— Task instructions —
Reproduce the data exactly.

— Given entries —
----------------------------------------

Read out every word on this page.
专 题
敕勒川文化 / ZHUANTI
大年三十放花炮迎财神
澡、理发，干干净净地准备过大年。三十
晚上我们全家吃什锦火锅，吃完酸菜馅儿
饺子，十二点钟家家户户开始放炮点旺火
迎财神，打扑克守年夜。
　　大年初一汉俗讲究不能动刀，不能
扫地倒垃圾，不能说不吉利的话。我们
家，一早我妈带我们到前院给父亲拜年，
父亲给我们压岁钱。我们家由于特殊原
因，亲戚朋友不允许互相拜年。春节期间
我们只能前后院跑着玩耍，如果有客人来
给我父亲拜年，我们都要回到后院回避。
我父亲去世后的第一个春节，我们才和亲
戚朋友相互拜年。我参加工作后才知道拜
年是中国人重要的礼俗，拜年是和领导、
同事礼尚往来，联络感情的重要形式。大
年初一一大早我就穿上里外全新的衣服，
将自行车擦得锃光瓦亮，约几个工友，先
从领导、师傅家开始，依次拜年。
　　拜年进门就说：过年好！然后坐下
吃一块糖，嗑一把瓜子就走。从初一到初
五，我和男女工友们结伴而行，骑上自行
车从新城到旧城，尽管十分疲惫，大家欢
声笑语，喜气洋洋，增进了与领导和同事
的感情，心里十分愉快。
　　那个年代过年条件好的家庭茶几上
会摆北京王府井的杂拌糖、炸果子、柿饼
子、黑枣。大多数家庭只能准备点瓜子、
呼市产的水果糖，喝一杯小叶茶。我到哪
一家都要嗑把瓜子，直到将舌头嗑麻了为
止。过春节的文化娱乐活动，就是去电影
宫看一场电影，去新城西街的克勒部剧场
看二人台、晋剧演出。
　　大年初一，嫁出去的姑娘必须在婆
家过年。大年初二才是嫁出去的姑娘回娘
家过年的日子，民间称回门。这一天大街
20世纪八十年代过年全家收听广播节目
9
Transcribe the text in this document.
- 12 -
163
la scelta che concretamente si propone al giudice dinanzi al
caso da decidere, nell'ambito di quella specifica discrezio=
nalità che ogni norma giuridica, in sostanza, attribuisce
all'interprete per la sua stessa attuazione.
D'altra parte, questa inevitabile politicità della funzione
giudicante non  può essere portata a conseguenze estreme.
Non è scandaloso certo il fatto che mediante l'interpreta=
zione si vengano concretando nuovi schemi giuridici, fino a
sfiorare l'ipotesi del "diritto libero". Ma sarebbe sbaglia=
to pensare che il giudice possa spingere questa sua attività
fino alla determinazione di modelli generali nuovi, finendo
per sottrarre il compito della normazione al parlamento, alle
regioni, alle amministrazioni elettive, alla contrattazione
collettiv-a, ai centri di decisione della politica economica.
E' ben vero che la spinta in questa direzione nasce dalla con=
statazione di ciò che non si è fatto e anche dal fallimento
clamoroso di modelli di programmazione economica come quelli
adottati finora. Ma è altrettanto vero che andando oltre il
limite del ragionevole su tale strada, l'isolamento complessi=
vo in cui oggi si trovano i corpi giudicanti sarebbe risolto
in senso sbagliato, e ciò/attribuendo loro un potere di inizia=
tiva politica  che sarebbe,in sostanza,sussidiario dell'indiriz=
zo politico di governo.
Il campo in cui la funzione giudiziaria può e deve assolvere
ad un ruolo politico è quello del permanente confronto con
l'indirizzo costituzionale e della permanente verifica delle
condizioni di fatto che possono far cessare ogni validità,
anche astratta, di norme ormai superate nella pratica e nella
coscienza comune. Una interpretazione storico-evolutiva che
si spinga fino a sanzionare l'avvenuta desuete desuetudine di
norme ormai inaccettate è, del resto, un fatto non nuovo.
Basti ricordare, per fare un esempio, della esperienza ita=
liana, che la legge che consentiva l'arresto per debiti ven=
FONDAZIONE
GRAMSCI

----------------------------------------

— The completed task —
Read out every word on this page.
专 题
敕勒川文化 / ZHUANTI
大年三十放花炮迎财神
澡、理发，干干净净地准备过大年。三十
晚上我们全家吃什锦火锅，吃完酸菜馅儿
饺子，十二点钟家家户户开始放炮点旺火
迎财神，打扑克守年夜。
　　大年初一汉俗讲究不能动刀，不能
扫地倒垃圾，不能说不吉利的话。我们
家，一早我妈带我们到前院给父亲拜年，
父亲给我们压岁钱。我们家由于特殊原
因，亲戚朋友不允许互相拜年。春节期间
我们只能前后院跑着玩耍，如果有客人来
给我父亲拜年，我们都要回到后院回避。
我父亲去世后的第一个春节，我们才和亲
戚朋友相互拜年。我参加工作后才知道拜
年是中国人重要的礼俗，拜年是和领导、
同事礼尚往来，联络感情的重要形式。大
年初一一大早我就穿上里外全新的衣服，
将自行车擦得锃光瓦亮，约几个工友，先
从领导、师傅家开始，依次拜年。
　　拜年进门就说：过年好！然后坐下
吃一块糖，嗑一把瓜子就走。从初一到初
五，我和男女工友们结伴而行，骑上自行
车从新城到旧城，尽管十分疲惫，大家欢
声笑语，喜气洋洋，增进了与领导和同事
的感情，心里十分愉快。
　　那个年代过年条件好的家庭茶几上
会摆北京王府井的杂拌糖、炸果子、柿饼
子、黑枣。大多数家庭只能准备点瓜子、
呼市产的水果糖，喝一杯小叶茶。我到哪
一家都要嗑把瓜子，直到将舌头嗑麻了为
止。过春节的文化娱乐活动，就是去电影
宫看一场电影，去新城西街的克勒部剧场
看二人台、晋剧演出。
　　大年初一，嫁出去的姑娘必须在婆
家过年。大年初二才是嫁出去的姑娘回娘
家过年的日子，民间称回门。这一天大街
20世纪八十年代过年全家收听广播节目
9
Transcribe the text in this document.
- 12 -
163
la scelta che concretamente si propone al giudice dinanzi al
caso da decidere, nell'ambito di quella specifica discrezio=
nalità che ogni norma giuridica, in sostanza, attribuisce
all'interprete per la sua stessa attuazione.
D'altra parte, questa inevitabile politicità della funzione
giudicante non  può essere portata a conseguenze estreme.
Non è scandaloso certo il fatto che mediante l'interpreta=
zione si vengano concretando nuovi schemi giuridici, fino a
sfiorare l'ipotesi del "diritto libero". Ma sarebbe sbaglia=
to pensare che il giudice possa spingere questa sua attività
fino alla determinazione di modelli generali nuovi, finendo
per sottrarre il compito della normazione al parlamento, alle
regioni, alle amministrazioni elettive, alla contrattazione
collettiv-a, ai centri di decisione della politica economica.
E' ben vero che la spinta in questa direzione nasce dalla con=
statazione di ciò che non si è fatto e anche dal fallimento
clamoroso di modelli di programmazione economica come quelli
adottati finora. Ma è altrettanto vero che andando oltre il
limite del ragionevole su tale strada, l'isolamento complessi=
vo in cui oggi si trovano i corpi giudicanti sarebbe risolto
in senso sbagliato, e ciò/attribuendo loro un potere di inizia=
tiva politica  che sarebbe,in sostanza,sussidiario dell'indiriz=
zo politico di governo.
Il campo in cui la funzione giudiziaria può e deve assolvere
ad un ruolo politico è quello del permanente confronto con
l'indirizzo costituzionale e della permanente verifica delle
condizioni di fatto che possono far cessare ogni validità,
anche astratta, di norme ormai superate nella pratica e nella
coscienza comune. Una interpretazione storico-evolutiva che
si spinga fino a sanzionare l'avvenuta desuete desuetudine di
norme ormai inaccettate è, del resto, un fatto non nuovo.
Basti ricordare, per fare un esempio, della esperienza ita=
liana, che la legge che consentiva l'arresto per debiti ven=
FONDAZIONE
GRAMSCI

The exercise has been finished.